Lines containing the word "bled" are to be located and copied.
══════════
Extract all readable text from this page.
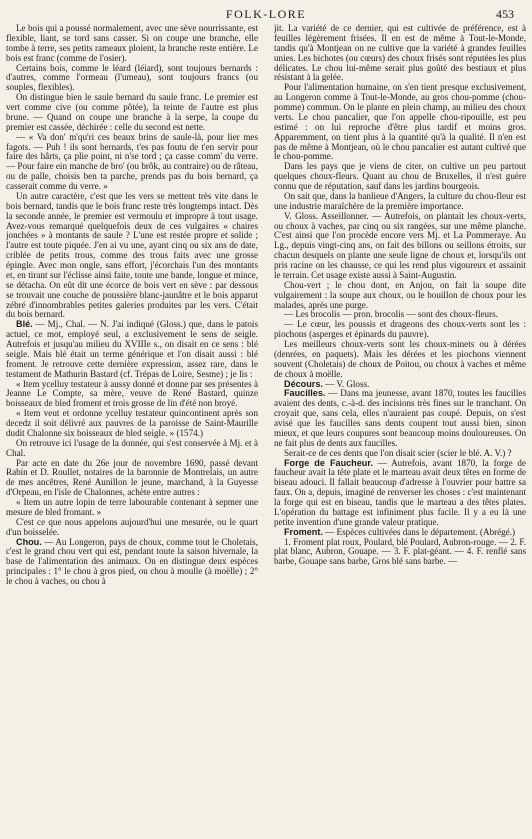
FOLK-LORE	453

Le bois qui a poussé normalement, avec une sève nourrissante, est flexible, liant, se tord sans casser. Si on coupe une branche, elle tombe à terre, ses petits rameaux ploient, la branche reste entière. Le bois est franc (comme de l'osier).

Certains bois, comme le léard (léiard), sont toujours bernards : d'autres, comme l'ormeau (l'umeau), sont toujours francs (ou souples, flexibles).

On distingue bien le saule bernard du saule franc. Le premier est vert comme cive (ou comme pôtée), la teinte de l'autre est plus brune. — Quand on coupe une branche à la serpe, la coupe du premier est cassée, déchirée : celle du second est nette.

— « Va don' m'qu'ri ces beaux brins de saule-là, pour lier mes fagots. — Puh ! ils sont bernards, t'es pas foutu de t'en servir pour faire des hârts, ça plie point, ni n'se tord ; ça casse comm' du verre. — Pour faire ein manche de bro' (ou brôk, au contraire) ou de râteau, ou de palle, choisis ben ta parche, prends pas du bois bernard, ça casserait comme du verre. »

Un autre caractère, c'est que les vers se mettent très vite dans le bois bernard, tandis que le bois franc reste très longtemps intact. Dès la seconde année, le premier est vermoulu et impropre à tout usage. Avez-vous remarqué quelquefois deux de ces vulgaires « chaires jonchées » à montants de saule ? L'une est restée propre et solide ; l'autre est toute piquée. J'en ai vu une, ayant cinq ou six ans de date, criblée de petits trous, comme des trous faits avec une grosse épingle. Avec mon ongle, sans effort, j'écorchais l'un des montants et, en tirant sur l'éclisse ainsi faite, toute une bande, longue et mince, se détacha. On eût dit une écorce de bois vert en sève : par dessous se trouvait une couche de poussière blanc-jaunâtre et le bois apparut zébré d'innombrables petites galeries produites par les vers. C'était du bois bernard.

Blé. — Mj., Chal. — N. J'ai indiqué (Gloss.) que, dans le patois actuel, ce mot, employé seul, a exclusivement le sens de seigle. Autrefois et jusqu'au milieu du XVIIIe s., on disait en ce sens : blé seigle. Mais blé était un terme générique et l'on disait aussi : blé froment. Je retrouve cette dernière expression, assez rare, dans le testament de Mathurin Bastard (cf. Trépas de Loire, Sesme) ; je lis :

« Item ycelluy testateur à aussy donné et donne par ses présentes à Jeanne Le Compte, sa mère, veuve de René Bastard, quinze boisseaux de bled froment et trois grosse de lin d'été non broyé.

« Item veut et ordonne ycelluy testateur quincontinent après son decedz il soit délivré aux pauvres de la paroisse de Saint-Maurille dudit Chalonne six boisseaux de bled seigle. » (1574.)

On retrouve ici l'usage de la donnée, qui s'est conservée à Mj. et à Chal.

Par acte en date du 26e jour de novembre 1690, passé devant Rabin et D. Roullet, notaires de la baronnie de Montrelais, un autre de mes ancêtres, René Aunillon le jeune, marchand, à la Guyesse d'Orpeau, en l'isle de Chalonnes, achète entre autres :

« Item un autre lopin de terre labourable contenant à sepmer une mesure de bled fromant. »

C'est ce que nous appelons aujourd'hui une mesurée, ou le quart d'un boisselée.

Chou. — Au Longeron, pays de choux, comme tout le Choletais, c'est le grand chou vert qui est, pendant toute la saison hivernale, la base de l'alimentation des animaux. On en distingue deux espèces principales : 1° le chou à gros pied, ou chou à moulle (à moëlle) ; 2° le chou à vaches, ou chou à

jit. La variété de ce dernier, qui est cultivée de préférence, est à feuilles légèrement frisées. Il en est de même à Tout-le-Monde, tandis qu'à Montjean on ne cultive que la variété à grandes feuilles unies. Les bichotes (ou cœurs) des choux frisés sont réputées les plus délicates. Le chou lui-même serait plus goûté des bestiaux et plus résistant à la gelée.

Pour l'alimentation humaine, on s'en tient presque exclusivement, au Longeron comme à Tout-le-Monde, au gros chou-pomme (chou-pomme) commun. On le plante en plein champ, au milieu des choux verts. Le chou pancalier, que l'on appelle chou-ripouille, est peu estimé : on lui reproche d'être plus tardif et moins gros. Apparemment, on tient plus à la quantité qu'à la qualité. Il n'en est pas de même à Montjean, où le chou pancalier est autant cultivé que le chou-pomme.

Dans les pays que je viens de citer, on cultive un peu partout quelques choux-fleurs. Quant au chou de Bruxelles, il n'est guère connu que de réputation, sauf dans les jardins bourgeois.

On sait que, dans la banlieue d'Angers, la culture du chou-fleur est une industrie maraîchère de la première importance.

V. Gloss. Asseillonner. — Autrefois, on plantait les choux-verts, ou choux à vaches, par cinq ou six rangées, sur une même planche. C'est ainsi que l'on procède encore vers Mj. et La Pommeraye. Au Lg., depuis vingt-cinq ans, on fait des billons ou seillons étroits, sur chacun desquels on plante une seule ligne de choux et, lorsqu'ils ont pris racine on les chausse, ce qui les rend plus vigoureux et assainit le terrain. Cet usage existe aussi à Saint-Augustin.

Chou-vert ; le chou dont, en Anjou, on fait la soupe dite vulgairement : la soupe aux choux, ou le bouillon de choux pour les malades, après une purge.

— Les brocolis — pron. brocolis — sont des choux-fleurs.

— Le cœur, les poussis et drageons des choux-verts sont les : piochons (asperges et épinards du pauvre).

Les meilleurs choux-verts sont les choux-minets ou à dérées (denrées, en paquets). Mais les dérées et les piochons viennent souvent (Choletais) de choux de Poitou, ou choux à vaches et même de choux à moëlle.

Décours. — V. Gloss.

Faucilles. — Dans ma jeunesse, avant 1870, toutes les faucilles avaient des dents, c.-à-d. des incisions très fines sur le tranchant. On croyait que, sans cela, elles n'auraient pas coupé. Depuis, on s'est avisé que les faucilles sans dents coupent tout aussi bien, sinon mieux, et que leurs coupures sont beaucoup moins douloureuses. On ne fait plus de dents aux faucilles.

Serait-ce de ces dents que l'on disait scier (scier le blé. A. V.) ?

Forge de Faucheur. — Autrefois, avant 1870, la forge de faucheur avait la tête plate et le marteau avait deux têtes en forme de biseau adouci. Il fallait beaucoup d'adresse à l'ouvrier pour battre sa faux. On a, depuis, imaginé de renverser les choses : c'est maintenant la forge qui est en biseau, tandis que le marteau a des têtes plates. L'opération du battage est infiniment plus facile. Il y a eu là une petite invention d'une grande valeur pratique.

Froment. — Espèces cultivées dans le département. (Abrégé.)

1. Froment plat roux, Poulard, blé Poulard, Aubron-rouge. — 2. F. plat blanc, Aubron, Gouape. — 3. F. plat-géant. — 4. F. renflé sans barbe, Gouape sans barbe, Gros blé sans barbe. —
══════════
## TASK OUTPUT
« Item ycelluy testateur à aussy donné et donne par ses présentes à Jeanne Le Compte, sa mère, veuve de René Bastard, quinze boisseaux de bled froment et trois grosse de lin d'été non broyé.
« Item veut et ordonne ycelluy testateur quincontinent après son decedz il soit délivré aux pauvres de la paroisse de Saint-Maurille dudit Chalonne six boisseaux de bled seigle. » (1574.)
« Item un autre lopin de terre labourable contenant à sepmer une mesure de bled fromant. »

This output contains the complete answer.